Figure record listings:
(begin)

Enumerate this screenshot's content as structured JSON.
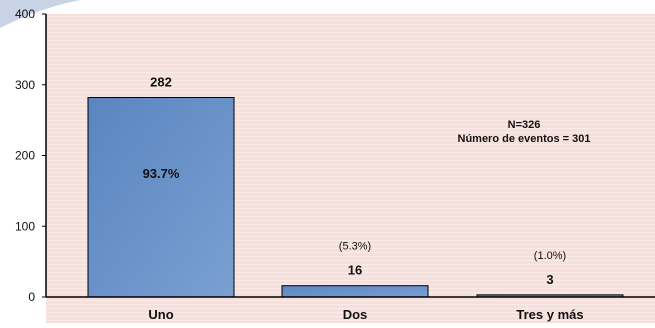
{
  "colors": {
    "plot_background": "#f7e0dc",
    "page_background": "#ffffff",
    "corner_tint": "#c9d3e6",
    "stripe": "#ffffff",
    "bar_fill_top": "#5a85c0",
    "bar_fill_bottom": "#7aa0d2",
    "bar_stroke": "#000000",
    "axis": "#000000",
    "text": "#111111"
  },
  "chart_data": {
    "type": "bar",
    "categories": [
      "Uno",
      "Dos",
      "Tres y más"
    ],
    "values": [
      282,
      16,
      3
    ],
    "value_labels": [
      "282",
      "16",
      "3"
    ],
    "percent_labels": [
      "93.7%",
      "(5.3%)",
      "(1.0%)"
    ],
    "ylim": [
      0,
      400
    ],
    "yticks": [
      0,
      100,
      200,
      300,
      400
    ],
    "ytick_labels": [
      "0",
      "100",
      "200",
      "300",
      "400"
    ],
    "annotation": [
      "N=326",
      "Número de eventos = 301"
    ],
    "grid": false,
    "legend": "none"
  }
}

(end)

- _What is needed_: What is needed is an exact reproduction of the data, pictures excluded.

- _Completed task_:
Enumerate this screenshot's content as structured JSON.
{
  "colors": {
    "plot_background": "#f7e0dc",
    "page_background": "#ffffff",
    "corner_tint": "#c9d3e6",
    "stripe": "#ffffff",
    "bar_fill_top": "#5a85c0",
    "bar_fill_bottom": "#7aa0d2",
    "bar_stroke": "#000000",
    "axis": "#000000",
    "text": "#111111"
  },
  "chart_data": {
    "type": "bar",
    "categories": [
      "Uno",
      "Dos",
      "Tres y más"
    ],
    "values": [
      282,
      16,
      3
    ],
    "value_labels": [
      "282",
      "16",
      "3"
    ],
    "percent_labels": [
      "93.7%",
      "(5.3%)",
      "(1.0%)"
    ],
    "ylim": [
      0,
      400
    ],
    "yticks": [
      0,
      100,
      200,
      300,
      400
    ],
    "ytick_labels": [
      "0",
      "100",
      "200",
      "300",
      "400"
    ],
    "annotation": [
      "N=326",
      "Número de eventos = 301"
    ],
    "grid": false,
    "legend": "none"
  }
}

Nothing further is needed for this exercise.